--- start of Information given ---

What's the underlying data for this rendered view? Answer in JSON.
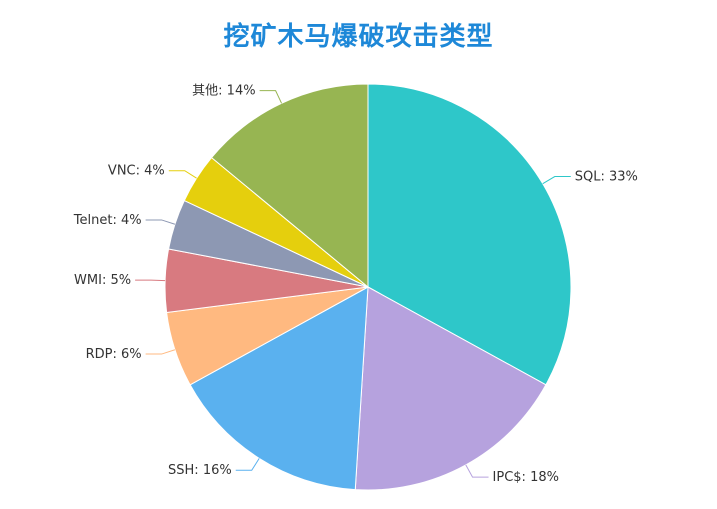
{
  "chart_data": {
    "type": "pie",
    "title": "挖矿木马爆破攻击类型",
    "slices": [
      {
        "name": "SQL",
        "value": 33,
        "label": "SQL: 33%",
        "color": "#2ec7c9"
      },
      {
        "name": "IPC$",
        "value": 18,
        "label": "IPC$: 18%",
        "color": "#b6a2de"
      },
      {
        "name": "SSH",
        "value": 16,
        "label": "SSH: 16%",
        "color": "#5ab1ef"
      },
      {
        "name": "RDP",
        "value": 6,
        "label": "RDP: 6%",
        "color": "#ffb980"
      },
      {
        "name": "WMI",
        "value": 5,
        "label": "WMI: 5%",
        "color": "#d87a80"
      },
      {
        "name": "Telnet",
        "value": 4,
        "label": "Telnet: 4%",
        "color": "#8d98b3"
      },
      {
        "name": "VNC",
        "value": 4,
        "label": "VNC: 4%",
        "color": "#e5cf0d"
      },
      {
        "name": "其他",
        "value": 14,
        "label": "其他: 14%",
        "color": "#97b552"
      }
    ]
  }
}
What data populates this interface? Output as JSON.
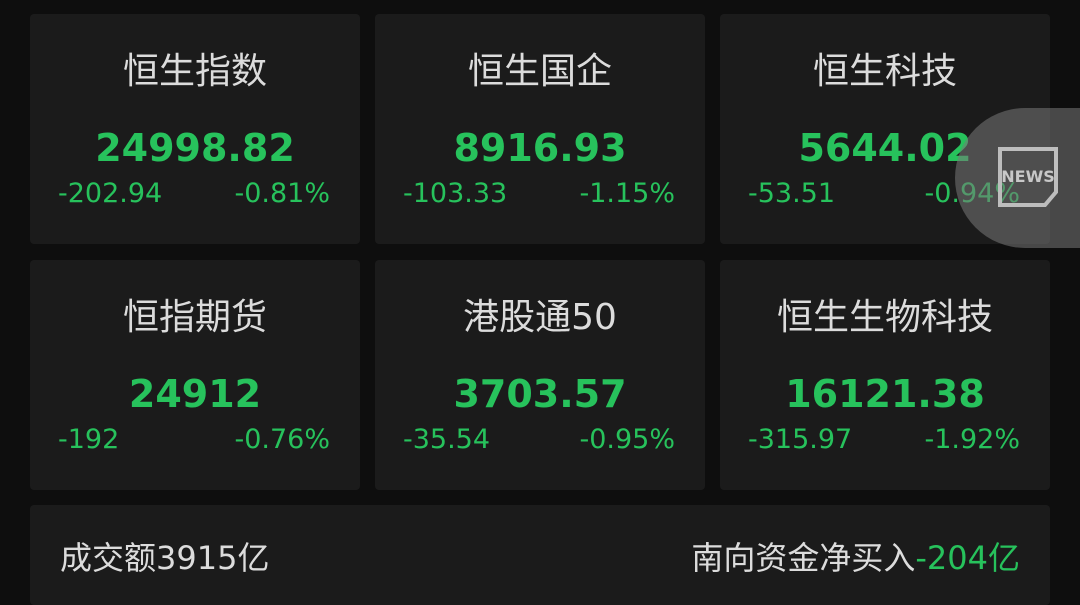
{
  "indices": [
    {
      "name": "恒生指数",
      "price": "24998.82",
      "change": "-202.94",
      "pct": "-0.81%"
    },
    {
      "name": "恒生国企",
      "price": "8916.93",
      "change": "-103.33",
      "pct": "-1.15%"
    },
    {
      "name": "恒生科技",
      "price": "5644.02",
      "change": "-53.51",
      "pct": "-0.94%"
    },
    {
      "name": "恒指期货",
      "price": "24912",
      "change": "-192",
      "pct": "-0.76%"
    },
    {
      "name": "港股通50",
      "price": "3703.57",
      "change": "-35.54",
      "pct": "-0.95%"
    },
    {
      "name": "恒生生物科技",
      "price": "16121.38",
      "change": "-315.97",
      "pct": "-1.92%"
    }
  ],
  "summary": {
    "turnover": "成交额3915亿",
    "southbound_label": "南向资金净买入",
    "southbound_value": "-204亿"
  },
  "news_button": {
    "label": "NEWS",
    "icon": "news-icon"
  },
  "colors": {
    "down": "#27c25c",
    "card": "#1b1b1b",
    "background": "#0e0e0e"
  }
}
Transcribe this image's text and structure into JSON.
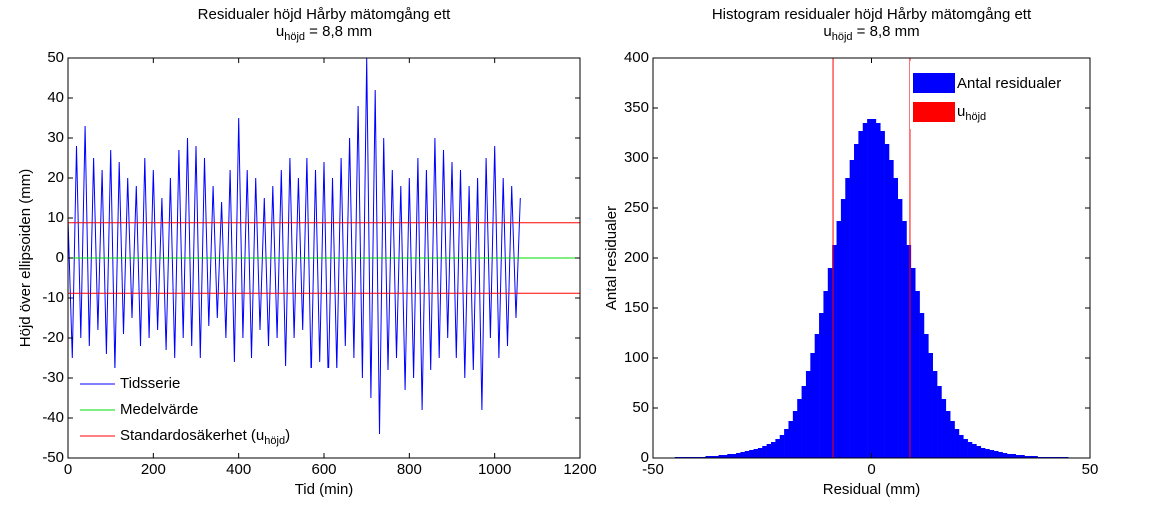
{
  "chart_data": [
    {
      "type": "line",
      "title": "Residualer höjd Hårby mätomgång ett",
      "subtitle": {
        "main": "u",
        "sub": "höjd",
        "rest": " = 8,8 mm"
      },
      "xlabel": "Tid (min)",
      "ylabel": "Höjd över ellipsoiden (mm)",
      "xlim": [
        0,
        1200
      ],
      "xticks": [
        0,
        200,
        400,
        600,
        800,
        1000,
        1200
      ],
      "ylim": [
        -50,
        50
      ],
      "yticks": [
        -50,
        -40,
        -30,
        -20,
        -10,
        0,
        10,
        20,
        30,
        40,
        50
      ],
      "x": [
        0,
        10,
        20,
        30,
        40,
        50,
        60,
        70,
        80,
        90,
        100,
        110,
        120,
        130,
        140,
        150,
        160,
        170,
        180,
        190,
        200,
        210,
        220,
        230,
        240,
        250,
        260,
        270,
        280,
        290,
        300,
        310,
        320,
        330,
        340,
        350,
        360,
        370,
        380,
        390,
        400,
        410,
        420,
        430,
        440,
        450,
        460,
        470,
        480,
        490,
        500,
        510,
        520,
        530,
        540,
        550,
        560,
        570,
        580,
        590,
        600,
        610,
        620,
        630,
        640,
        650,
        660,
        670,
        680,
        690,
        700,
        710,
        720,
        730,
        740,
        750,
        760,
        770,
        780,
        790,
        800,
        810,
        820,
        830,
        840,
        850,
        860,
        870,
        880,
        890,
        900,
        910,
        920,
        930,
        940,
        950,
        960,
        970,
        980,
        990,
        1000,
        1010,
        1020,
        1030,
        1040,
        1050,
        1060
      ],
      "series": [
        {
          "name": "Tidsserie",
          "color": "#0000ff",
          "values": [
            10,
            -25,
            28,
            -20,
            33,
            -22,
            25,
            -18,
            22,
            -24,
            27,
            -28,
            24,
            -19,
            20,
            -15,
            18,
            -22,
            25,
            -20,
            22,
            -18,
            15,
            -23,
            20,
            -25,
            27,
            -20,
            30,
            -22,
            28,
            -25,
            25,
            -17,
            18,
            -15,
            14,
            -20,
            22,
            -26,
            35,
            -20,
            22,
            -25,
            20,
            -18,
            15,
            -22,
            18,
            -20,
            22,
            -27,
            25,
            -20,
            20,
            -18,
            25,
            -30,
            22,
            -26,
            24,
            -32,
            20,
            -28,
            25,
            -22,
            30,
            -25,
            38,
            -30,
            50,
            -35,
            42,
            -44,
            30,
            -28,
            22,
            -25,
            18,
            -33,
            20,
            -30,
            25,
            -38,
            22,
            -28,
            30,
            -25,
            27,
            -20,
            24,
            -25,
            22,
            -30,
            18,
            -28,
            20,
            -38,
            25,
            -20,
            28,
            -25,
            20,
            -22,
            18,
            -15,
            15
          ]
        }
      ],
      "hlines": [
        {
          "name": "Medelvärde",
          "color": "#00dd00",
          "values": [
            0
          ]
        },
        {
          "name": "Standardosäkerhet (u",
          "name_sub": "höjd",
          "name_end": ")",
          "color": "#ff0000",
          "values": [
            8.8,
            -8.8
          ]
        }
      ]
    },
    {
      "type": "histogram",
      "title": "Histogram residualer höjd Hårby mätomgång ett",
      "subtitle": {
        "main": "u",
        "sub": "höjd",
        "rest": " = 8,8 mm"
      },
      "xlabel": "Residual (mm)",
      "ylabel": "Antal residualer",
      "xlim": [
        -50,
        50
      ],
      "xticks": [
        -50,
        0,
        50
      ],
      "ylim": [
        0,
        400
      ],
      "yticks": [
        0,
        50,
        100,
        150,
        200,
        250,
        300,
        350,
        400
      ],
      "series_name": "Antal residualer",
      "color": "#0000ff",
      "bins": [
        -50,
        -49,
        -48,
        -47,
        -46,
        -45,
        -44,
        -43,
        -42,
        -41,
        -40,
        -39,
        -38,
        -37,
        -36,
        -35,
        -34,
        -33,
        -32,
        -31,
        -30,
        -29,
        -28,
        -27,
        -26,
        -25,
        -24,
        -23,
        -22,
        -21,
        -20,
        -19,
        -18,
        -17,
        -16,
        -15,
        -14,
        -13,
        -12,
        -11,
        -10,
        -9,
        -8,
        -7,
        -6,
        -5,
        -4,
        -3,
        -2,
        -1,
        0,
        1,
        2,
        3,
        4,
        5,
        6,
        7,
        8,
        9,
        10,
        11,
        12,
        13,
        14,
        15,
        16,
        17,
        18,
        19,
        20,
        21,
        22,
        23,
        24,
        25,
        26,
        27,
        28,
        29,
        30,
        31,
        32,
        33,
        34,
        35,
        36,
        37,
        38,
        39,
        40,
        41,
        42,
        43,
        44,
        45,
        46,
        47,
        48,
        49,
        50
      ],
      "counts": [
        0,
        0,
        0,
        0,
        0,
        1,
        1,
        1,
        1,
        1,
        1,
        1,
        2,
        2,
        2,
        3,
        3,
        4,
        4,
        5,
        6,
        7,
        8,
        9,
        10,
        12,
        14,
        16,
        19,
        23,
        29,
        37,
        47,
        59,
        72,
        87,
        105,
        124,
        145,
        167,
        190,
        213,
        237,
        259,
        280,
        298,
        314,
        327,
        335,
        339,
        339,
        335,
        327,
        314,
        298,
        280,
        259,
        237,
        213,
        190,
        167,
        145,
        124,
        105,
        87,
        72,
        59,
        47,
        37,
        29,
        23,
        19,
        16,
        14,
        12,
        10,
        9,
        8,
        7,
        6,
        5,
        4,
        4,
        3,
        3,
        2,
        2,
        2,
        1,
        1,
        1,
        1,
        1,
        1,
        1,
        0,
        0,
        0,
        0,
        0
      ],
      "vlines": {
        "name": "u",
        "name_sub": "höjd",
        "color": "#ff0000",
        "values": [
          -8.8,
          8.8
        ]
      }
    }
  ]
}
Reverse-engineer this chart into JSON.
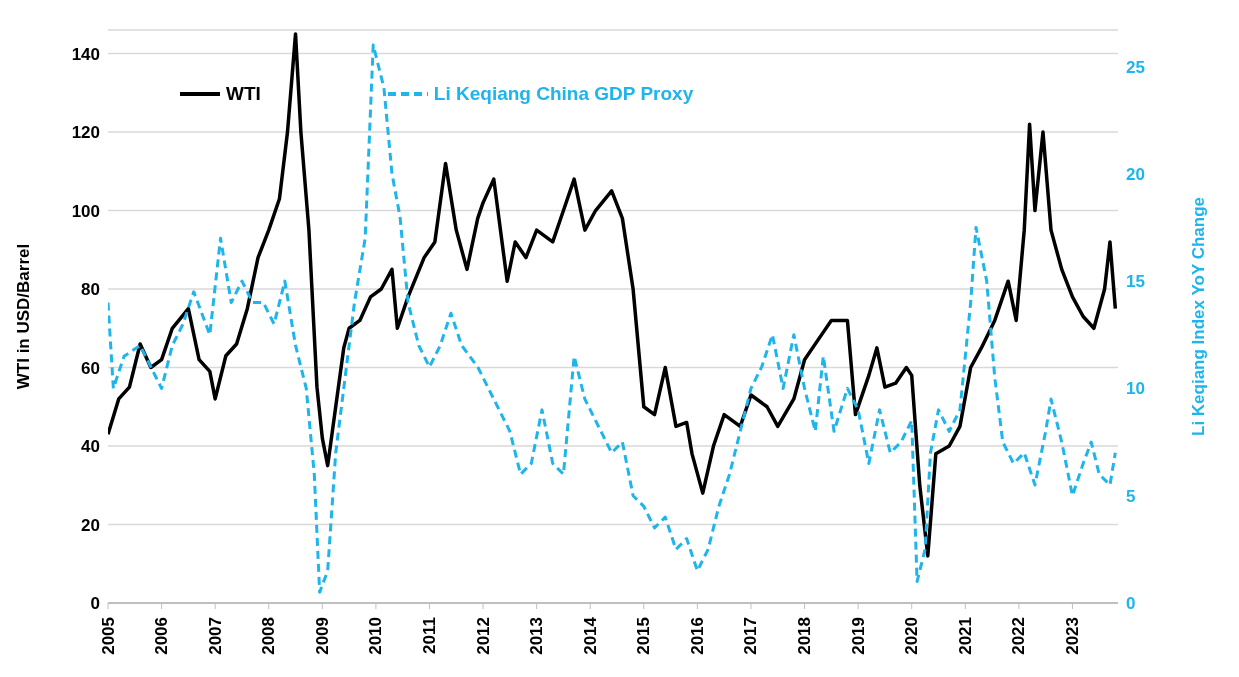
{
  "chart_data": {
    "type": "line",
    "ylabel": "WTI in USD/Barrel",
    "y2label": "Li Keqiang Index YoY Change",
    "xlim": [
      2005,
      2023.85
    ],
    "xticks": [
      2005,
      2006,
      2007,
      2008,
      2009,
      2010,
      2011,
      2012,
      2013,
      2014,
      2015,
      2016,
      2017,
      2018,
      2019,
      2020,
      2021,
      2022,
      2023
    ],
    "ylim": [
      0,
      146
    ],
    "yticks": [
      0,
      20,
      40,
      60,
      80,
      100,
      120,
      140
    ],
    "y2lim": [
      0,
      26.7
    ],
    "y2ticks": [
      0,
      5,
      10,
      15,
      20,
      25
    ],
    "grid": "y",
    "legend": "top left",
    "marker": "none",
    "series": [
      {
        "name": "WTI",
        "color": "#000000",
        "line_style": "solid",
        "x": [
          2005.0,
          2005.2,
          2005.4,
          2005.6,
          2005.8,
          2006.0,
          2006.2,
          2006.5,
          2006.7,
          2006.9,
          2007.0,
          2007.2,
          2007.4,
          2007.6,
          2007.8,
          2008.0,
          2008.2,
          2008.35,
          2008.5,
          2008.6,
          2008.75,
          2008.9,
          2009.0,
          2009.1,
          2009.25,
          2009.4,
          2009.5,
          2009.7,
          2009.9,
          2010.1,
          2010.3,
          2010.4,
          2010.6,
          2010.9,
          2011.1,
          2011.3,
          2011.5,
          2011.7,
          2011.9,
          2012.0,
          2012.2,
          2012.45,
          2012.6,
          2012.8,
          2013.0,
          2013.3,
          2013.5,
          2013.7,
          2013.9,
          2014.1,
          2014.4,
          2014.6,
          2014.8,
          2015.0,
          2015.2,
          2015.4,
          2015.6,
          2015.8,
          2015.9,
          2016.1,
          2016.3,
          2016.5,
          2016.8,
          2017.0,
          2017.3,
          2017.5,
          2017.8,
          2018.0,
          2018.3,
          2018.5,
          2018.8,
          2018.95,
          2019.2,
          2019.35,
          2019.5,
          2019.7,
          2019.9,
          2020.0,
          2020.15,
          2020.3,
          2020.45,
          2020.7,
          2020.9,
          2021.1,
          2021.3,
          2021.55,
          2021.8,
          2021.95,
          2022.1,
          2022.2,
          2022.3,
          2022.45,
          2022.6,
          2022.8,
          2023.0,
          2023.2,
          2023.4,
          2023.6,
          2023.7,
          2023.8
        ],
        "values": [
          43,
          52,
          55,
          66,
          60,
          62,
          70,
          75,
          62,
          59,
          52,
          63,
          66,
          75,
          88,
          95,
          103,
          120,
          145,
          120,
          95,
          55,
          42,
          35,
          50,
          65,
          70,
          72,
          78,
          80,
          85,
          70,
          78,
          88,
          92,
          112,
          95,
          85,
          98,
          102,
          108,
          82,
          92,
          88,
          95,
          92,
          100,
          108,
          95,
          100,
          105,
          98,
          80,
          50,
          48,
          60,
          45,
          46,
          38,
          28,
          40,
          48,
          45,
          53,
          50,
          45,
          52,
          62,
          68,
          72,
          72,
          48,
          58,
          65,
          55,
          56,
          60,
          58,
          30,
          12,
          38,
          40,
          45,
          60,
          65,
          72,
          82,
          72,
          95,
          122,
          100,
          120,
          95,
          85,
          78,
          73,
          70,
          80,
          92,
          75
        ]
      },
      {
        "name": "Li Keqiang China GDP Proxy",
        "color": "#1eb4ec",
        "line_style": "dashed",
        "axis": "y2",
        "x": [
          2005.0,
          2005.1,
          2005.3,
          2005.6,
          2005.8,
          2006.0,
          2006.2,
          2006.4,
          2006.6,
          2006.9,
          2007.1,
          2007.3,
          2007.5,
          2007.7,
          2007.9,
          2008.1,
          2008.3,
          2008.5,
          2008.7,
          2008.85,
          2008.95,
          2009.1,
          2009.25,
          2009.4,
          2009.6,
          2009.8,
          2009.95,
          2010.15,
          2010.3,
          2010.45,
          2010.6,
          2010.8,
          2011.0,
          2011.2,
          2011.4,
          2011.6,
          2011.9,
          2012.1,
          2012.3,
          2012.5,
          2012.7,
          2012.9,
          2013.1,
          2013.3,
          2013.5,
          2013.7,
          2013.9,
          2014.1,
          2014.4,
          2014.6,
          2014.8,
          2015.0,
          2015.2,
          2015.4,
          2015.6,
          2015.8,
          2016.0,
          2016.2,
          2016.4,
          2016.6,
          2016.8,
          2017.0,
          2017.2,
          2017.4,
          2017.6,
          2017.8,
          2018.0,
          2018.2,
          2018.35,
          2018.55,
          2018.8,
          2019.0,
          2019.2,
          2019.4,
          2019.6,
          2019.8,
          2020.0,
          2020.1,
          2020.25,
          2020.35,
          2020.5,
          2020.7,
          2020.9,
          2021.1,
          2021.2,
          2021.4,
          2021.55,
          2021.7,
          2021.9,
          2022.1,
          2022.3,
          2022.5,
          2022.6,
          2022.8,
          2023.0,
          2023.2,
          2023.35,
          2023.5,
          2023.7,
          2023.8
        ],
        "values": [
          14,
          10,
          11.5,
          12,
          11,
          10,
          12,
          13,
          14.5,
          12.5,
          17,
          14,
          15,
          14,
          14,
          13,
          15,
          12,
          10,
          6,
          0.5,
          1.5,
          7,
          10,
          14,
          17,
          26,
          24,
          20,
          18,
          14,
          12,
          11,
          12,
          13.5,
          12,
          11,
          10,
          9,
          8,
          6,
          6.5,
          9,
          6.5,
          6,
          11.5,
          9.5,
          8.5,
          7,
          7.5,
          5,
          4.5,
          3.5,
          4,
          2.5,
          3,
          1.5,
          2.5,
          4.5,
          6,
          8,
          10,
          11,
          12.5,
          10,
          12.5,
          10,
          8,
          11.5,
          8,
          10,
          9,
          6.5,
          9,
          7,
          7.5,
          8.5,
          1,
          2.5,
          7,
          9,
          8,
          9,
          14,
          17.5,
          15,
          10.5,
          7.5,
          6.5,
          7,
          5.5,
          8,
          9.5,
          7.5,
          5,
          6.5,
          7.5,
          6,
          5.5,
          7
        ]
      }
    ]
  }
}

--- end of Information given ---

[Given request]: Determine how many lines contain the word "this" and reply with that number alone.

[Finished task]: 4